EXERCISE GOAL: Transcribe the listing below word for word.

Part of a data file
>> Begin

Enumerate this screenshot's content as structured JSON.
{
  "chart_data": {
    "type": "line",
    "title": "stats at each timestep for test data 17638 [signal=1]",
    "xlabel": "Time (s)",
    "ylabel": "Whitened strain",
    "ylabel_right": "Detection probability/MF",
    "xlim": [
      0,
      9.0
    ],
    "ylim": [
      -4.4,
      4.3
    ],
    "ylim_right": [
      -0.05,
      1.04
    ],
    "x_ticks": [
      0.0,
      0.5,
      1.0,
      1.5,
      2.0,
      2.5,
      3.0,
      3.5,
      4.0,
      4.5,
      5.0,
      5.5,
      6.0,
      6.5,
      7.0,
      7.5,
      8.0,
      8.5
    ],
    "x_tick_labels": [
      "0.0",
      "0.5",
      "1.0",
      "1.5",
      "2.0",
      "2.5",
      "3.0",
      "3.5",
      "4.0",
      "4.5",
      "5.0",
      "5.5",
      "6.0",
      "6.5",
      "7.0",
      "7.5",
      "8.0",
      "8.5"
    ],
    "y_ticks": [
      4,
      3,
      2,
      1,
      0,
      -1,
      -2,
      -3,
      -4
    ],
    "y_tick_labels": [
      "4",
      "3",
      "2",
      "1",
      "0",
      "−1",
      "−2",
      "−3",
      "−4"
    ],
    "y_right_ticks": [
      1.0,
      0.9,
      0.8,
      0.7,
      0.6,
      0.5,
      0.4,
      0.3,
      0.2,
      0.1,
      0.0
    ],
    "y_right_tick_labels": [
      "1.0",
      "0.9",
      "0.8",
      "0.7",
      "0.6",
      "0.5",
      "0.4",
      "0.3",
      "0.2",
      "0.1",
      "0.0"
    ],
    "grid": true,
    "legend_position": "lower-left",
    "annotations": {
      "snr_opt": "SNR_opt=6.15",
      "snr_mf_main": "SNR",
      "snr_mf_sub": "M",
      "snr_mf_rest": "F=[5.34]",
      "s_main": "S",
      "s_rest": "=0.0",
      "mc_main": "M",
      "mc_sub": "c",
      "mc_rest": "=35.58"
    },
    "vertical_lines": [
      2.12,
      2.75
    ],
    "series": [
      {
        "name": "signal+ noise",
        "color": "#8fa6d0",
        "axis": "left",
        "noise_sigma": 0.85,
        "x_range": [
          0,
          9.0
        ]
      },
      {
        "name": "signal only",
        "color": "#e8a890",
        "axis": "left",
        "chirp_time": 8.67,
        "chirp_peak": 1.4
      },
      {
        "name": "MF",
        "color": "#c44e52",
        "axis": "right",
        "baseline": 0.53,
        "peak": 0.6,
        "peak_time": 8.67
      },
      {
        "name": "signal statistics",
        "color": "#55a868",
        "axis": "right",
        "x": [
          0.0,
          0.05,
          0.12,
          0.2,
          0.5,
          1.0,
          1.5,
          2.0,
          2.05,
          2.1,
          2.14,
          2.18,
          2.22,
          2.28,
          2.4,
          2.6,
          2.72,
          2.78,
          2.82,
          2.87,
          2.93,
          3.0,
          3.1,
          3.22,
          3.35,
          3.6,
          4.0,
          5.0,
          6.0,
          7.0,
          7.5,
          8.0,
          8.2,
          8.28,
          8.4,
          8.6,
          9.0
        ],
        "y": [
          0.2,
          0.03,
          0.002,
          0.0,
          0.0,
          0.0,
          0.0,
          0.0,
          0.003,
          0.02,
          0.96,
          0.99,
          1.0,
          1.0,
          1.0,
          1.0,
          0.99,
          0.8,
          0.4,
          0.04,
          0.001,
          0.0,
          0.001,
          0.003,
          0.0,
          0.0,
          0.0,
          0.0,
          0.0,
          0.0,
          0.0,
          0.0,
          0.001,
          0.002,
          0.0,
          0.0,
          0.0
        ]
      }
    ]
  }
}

>> End

TASK RESPONSE:
Enumerate this screenshot's content as structured JSON.
{
  "chart_data": {
    "type": "line",
    "title": "stats at each timestep for test data 17638 [signal=1]",
    "xlabel": "Time (s)",
    "ylabel": "Whitened strain",
    "ylabel_right": "Detection probability/MF",
    "xlim": [
      0,
      9.0
    ],
    "ylim": [
      -4.4,
      4.3
    ],
    "ylim_right": [
      -0.05,
      1.04
    ],
    "x_ticks": [
      0.0,
      0.5,
      1.0,
      1.5,
      2.0,
      2.5,
      3.0,
      3.5,
      4.0,
      4.5,
      5.0,
      5.5,
      6.0,
      6.5,
      7.0,
      7.5,
      8.0,
      8.5
    ],
    "x_tick_labels": [
      "0.0",
      "0.5",
      "1.0",
      "1.5",
      "2.0",
      "2.5",
      "3.0",
      "3.5",
      "4.0",
      "4.5",
      "5.0",
      "5.5",
      "6.0",
      "6.5",
      "7.0",
      "7.5",
      "8.0",
      "8.5"
    ],
    "y_ticks": [
      4,
      3,
      2,
      1,
      0,
      -1,
      -2,
      -3,
      -4
    ],
    "y_tick_labels": [
      "4",
      "3",
      "2",
      "1",
      "0",
      "−1",
      "−2",
      "−3",
      "−4"
    ],
    "y_right_ticks": [
      1.0,
      0.9,
      0.8,
      0.7,
      0.6,
      0.5,
      0.4,
      0.3,
      0.2,
      0.1,
      0.0
    ],
    "y_right_tick_labels": [
      "1.0",
      "0.9",
      "0.8",
      "0.7",
      "0.6",
      "0.5",
      "0.4",
      "0.3",
      "0.2",
      "0.1",
      "0.0"
    ],
    "grid": true,
    "legend_position": "lower-left",
    "annotations": {
      "snr_opt": "SNR_opt=6.15",
      "snr_mf_main": "SNR",
      "snr_mf_sub": "M",
      "snr_mf_rest": "F=[5.34]",
      "s_main": "S",
      "s_rest": "=0.0",
      "mc_main": "M",
      "mc_sub": "c",
      "mc_rest": "=35.58"
    },
    "vertical_lines": [
      2.12,
      2.75
    ],
    "series": [
      {
        "name": "signal+ noise",
        "color": "#8fa6d0",
        "axis": "left",
        "noise_sigma": 0.85,
        "x_range": [
          0,
          9.0
        ]
      },
      {
        "name": "signal only",
        "color": "#e8a890",
        "axis": "left",
        "chirp_time": 8.67,
        "chirp_peak": 1.4
      },
      {
        "name": "MF",
        "color": "#c44e52",
        "axis": "right",
        "baseline": 0.53,
        "peak": 0.6,
        "peak_time": 8.67
      },
      {
        "name": "signal statistics",
        "color": "#55a868",
        "axis": "right",
        "x": [
          0.0,
          0.05,
          0.12,
          0.2,
          0.5,
          1.0,
          1.5,
          2.0,
          2.05,
          2.1,
          2.14,
          2.18,
          2.22,
          2.28,
          2.4,
          2.6,
          2.72,
          2.78,
          2.82,
          2.87,
          2.93,
          3.0,
          3.1,
          3.22,
          3.35,
          3.6,
          4.0,
          5.0,
          6.0,
          7.0,
          7.5,
          8.0,
          8.2,
          8.28,
          8.4,
          8.6,
          9.0
        ],
        "y": [
          0.2,
          0.03,
          0.002,
          0.0,
          0.0,
          0.0,
          0.0,
          0.0,
          0.003,
          0.02,
          0.96,
          0.99,
          1.0,
          1.0,
          1.0,
          1.0,
          0.99,
          0.8,
          0.4,
          0.04,
          0.001,
          0.0,
          0.001,
          0.003,
          0.0,
          0.0,
          0.0,
          0.0,
          0.0,
          0.0,
          0.0,
          0.0,
          0.001,
          0.002,
          0.0,
          0.0,
          0.0
        ]
      }
    ]
  }
}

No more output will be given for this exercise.